◆ WHAT TO WORK ON ◆
Transcribe the comment thread below about the Cygnus Systems patent claims word for word, from start to finish.

Stupid, stupid, stupid, money-grubbing POS lawyers…
People like these are helping to make this nation ( U.S. ) collapse from within.
–The loon
I share your sentiment. And this situation makes it hard to criticize companies like MS which file a hundred or so patents a day. I guess they missed filing this particular one and it has come home to roost.
It’s an interesting question, though. Would the U.S. collapsing from within be good or bad for the rest of the world? Probably bad for me here in Oklahoma. But there’s a lot of world outside our borders.
Hi,
I’d assume that U.S. companies and U.S. politicians are smart enough to only let things collapse a little (until the problem is obvious) before the patent laws were changed to prevent further collapse. That could be extremely good for everyone, including the U.S.
-Brendan
Yeah. We’d never let our major banking, or other financial systems collapse through negligence or oversight, either.
Dear Cygnus Systems,
After we took a quick poll on the Internet, we unearthed a large amount of prior art from the 1990s, for major and obscure operating systems.
As a result, you have two options: STFU, or piss off. Preferably up your own backside.
Yours sincerely,
Apple, Google and Microsoft.
Eolas vs Microsoft. Let’s see what happens this time.
I have no idea who Cygnus Systems is, but I hope they get their asses handed to them and end up bankrupt and defunct.
This has ‘get rich quick’ written all over it.
I had a friend who invested in a company like this many years ago. It was a lawsuit against IBM over a patent they apparently held, it had to do with bank servers and how transactions were processed. Apparently the company had the patent to the certain network transactions that IBM had programmed.

◆ RECORDS SUPPLIED ◆
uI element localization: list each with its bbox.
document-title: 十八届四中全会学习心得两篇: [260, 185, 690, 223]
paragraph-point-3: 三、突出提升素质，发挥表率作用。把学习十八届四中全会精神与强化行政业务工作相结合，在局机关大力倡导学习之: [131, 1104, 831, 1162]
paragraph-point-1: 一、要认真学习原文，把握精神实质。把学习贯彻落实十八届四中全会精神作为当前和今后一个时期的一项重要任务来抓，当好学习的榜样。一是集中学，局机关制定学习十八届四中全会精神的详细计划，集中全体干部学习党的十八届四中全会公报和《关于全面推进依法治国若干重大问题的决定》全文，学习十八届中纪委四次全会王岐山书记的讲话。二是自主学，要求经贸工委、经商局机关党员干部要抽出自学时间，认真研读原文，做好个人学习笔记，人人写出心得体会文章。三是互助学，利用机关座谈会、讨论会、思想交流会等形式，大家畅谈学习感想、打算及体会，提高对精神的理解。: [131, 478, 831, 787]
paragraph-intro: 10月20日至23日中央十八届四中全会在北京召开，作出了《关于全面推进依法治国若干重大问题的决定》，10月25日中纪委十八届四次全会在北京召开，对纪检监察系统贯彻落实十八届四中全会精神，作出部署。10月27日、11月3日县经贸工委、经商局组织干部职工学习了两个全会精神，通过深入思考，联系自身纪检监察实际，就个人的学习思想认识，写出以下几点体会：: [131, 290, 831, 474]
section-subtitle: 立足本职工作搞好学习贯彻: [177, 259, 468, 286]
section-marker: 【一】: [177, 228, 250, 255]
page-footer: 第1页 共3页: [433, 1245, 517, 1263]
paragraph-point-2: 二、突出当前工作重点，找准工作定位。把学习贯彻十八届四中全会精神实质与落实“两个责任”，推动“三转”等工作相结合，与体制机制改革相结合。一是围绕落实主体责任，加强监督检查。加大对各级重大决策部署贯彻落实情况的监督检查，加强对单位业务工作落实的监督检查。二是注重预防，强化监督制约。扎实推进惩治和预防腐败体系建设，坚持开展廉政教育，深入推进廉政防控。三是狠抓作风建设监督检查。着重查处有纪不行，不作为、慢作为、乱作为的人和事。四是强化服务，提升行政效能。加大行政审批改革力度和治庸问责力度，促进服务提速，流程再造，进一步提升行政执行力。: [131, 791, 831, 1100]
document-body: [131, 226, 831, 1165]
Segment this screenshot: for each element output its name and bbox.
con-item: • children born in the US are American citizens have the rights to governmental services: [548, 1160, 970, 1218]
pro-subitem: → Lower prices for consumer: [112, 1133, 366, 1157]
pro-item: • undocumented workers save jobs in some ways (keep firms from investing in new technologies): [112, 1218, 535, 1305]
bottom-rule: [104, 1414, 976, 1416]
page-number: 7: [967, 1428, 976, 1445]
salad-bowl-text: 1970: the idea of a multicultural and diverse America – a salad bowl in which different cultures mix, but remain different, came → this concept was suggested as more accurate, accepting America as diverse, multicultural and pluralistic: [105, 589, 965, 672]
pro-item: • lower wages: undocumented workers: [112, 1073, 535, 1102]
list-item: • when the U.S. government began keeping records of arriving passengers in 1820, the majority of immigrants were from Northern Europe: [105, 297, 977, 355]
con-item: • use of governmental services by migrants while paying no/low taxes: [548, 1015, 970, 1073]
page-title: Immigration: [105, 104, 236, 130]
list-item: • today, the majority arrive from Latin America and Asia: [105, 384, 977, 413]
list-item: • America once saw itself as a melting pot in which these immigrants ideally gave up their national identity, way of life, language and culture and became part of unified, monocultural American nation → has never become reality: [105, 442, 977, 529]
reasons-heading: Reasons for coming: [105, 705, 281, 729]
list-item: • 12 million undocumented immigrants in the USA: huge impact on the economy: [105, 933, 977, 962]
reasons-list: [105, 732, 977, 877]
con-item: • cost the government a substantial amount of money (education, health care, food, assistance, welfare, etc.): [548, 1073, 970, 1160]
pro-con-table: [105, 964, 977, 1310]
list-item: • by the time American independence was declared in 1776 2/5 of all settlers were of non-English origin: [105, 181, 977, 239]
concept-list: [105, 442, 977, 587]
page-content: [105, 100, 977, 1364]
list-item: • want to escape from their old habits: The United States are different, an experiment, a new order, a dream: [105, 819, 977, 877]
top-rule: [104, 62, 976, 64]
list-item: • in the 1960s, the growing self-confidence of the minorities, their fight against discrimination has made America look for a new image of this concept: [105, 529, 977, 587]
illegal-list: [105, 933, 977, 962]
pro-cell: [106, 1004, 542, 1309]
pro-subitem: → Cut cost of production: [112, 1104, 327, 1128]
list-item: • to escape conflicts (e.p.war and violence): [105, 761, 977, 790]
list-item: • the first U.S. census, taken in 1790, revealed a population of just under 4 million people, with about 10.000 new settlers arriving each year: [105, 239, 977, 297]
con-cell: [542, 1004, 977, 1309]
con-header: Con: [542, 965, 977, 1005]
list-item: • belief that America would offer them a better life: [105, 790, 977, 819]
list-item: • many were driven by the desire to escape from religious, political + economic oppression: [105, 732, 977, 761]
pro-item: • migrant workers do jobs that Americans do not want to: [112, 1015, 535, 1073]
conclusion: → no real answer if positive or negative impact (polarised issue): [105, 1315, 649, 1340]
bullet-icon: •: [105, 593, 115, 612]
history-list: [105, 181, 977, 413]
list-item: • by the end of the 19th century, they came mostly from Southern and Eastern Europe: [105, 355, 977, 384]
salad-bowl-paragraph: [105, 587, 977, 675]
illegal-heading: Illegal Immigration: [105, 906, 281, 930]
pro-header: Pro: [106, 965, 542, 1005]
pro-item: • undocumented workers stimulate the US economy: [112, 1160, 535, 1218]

◆ WRITTEN SOLUTION ◆
Stupid, stupid, stupid, money-grubbing POS lawyers…
People like these are helping to make this nation ( U.S. ) collapse from within.
–The loon
I share your sentiment. And this situation makes it hard to criticize companies like MS which file a hundred or so patents a day. I guess they missed filing this particular one and it has come home to roost.
It’s an interesting question, though. Would the U.S. collapsing from within be good or bad for the rest of the world? Probably bad for me here in Oklahoma. But there’s a lot of world outside our borders.
Hi,
I’d assume that U.S. companies and U.S. politicians are smart enough to only let things collapse a little (until the problem is obvious) before the patent laws were changed to prevent further collapse. That could be extremely good for everyone, including the U.S.
-Brendan
Yeah. We’d never let our major banking, or other financial systems collapse through negligence or oversight, either.
Dear Cygnus Systems,
After we took a quick poll on the Internet, we unearthed a large amount of prior art from the 1990s, for major and obscure operating systems.
As a result, you have two options: STFU, or piss off. Preferably up your own backside.
Yours sincerely,
Apple, Google and Microsoft.
Eolas vs Microsoft. Let’s see what happens this time.
I have no idea who Cygnus Systems is, but I hope they get their asses handed to them and end up bankrupt and defunct.
This has ‘get rich quick’ written all over it.
I had a friend who invested in a company like this many years ago. It was a lawsuit against IBM over a patent they apparently held, it had to do with bank servers and how transactions were processed. Apparently the company had the patent to the certain network transactions that IBM had programmed.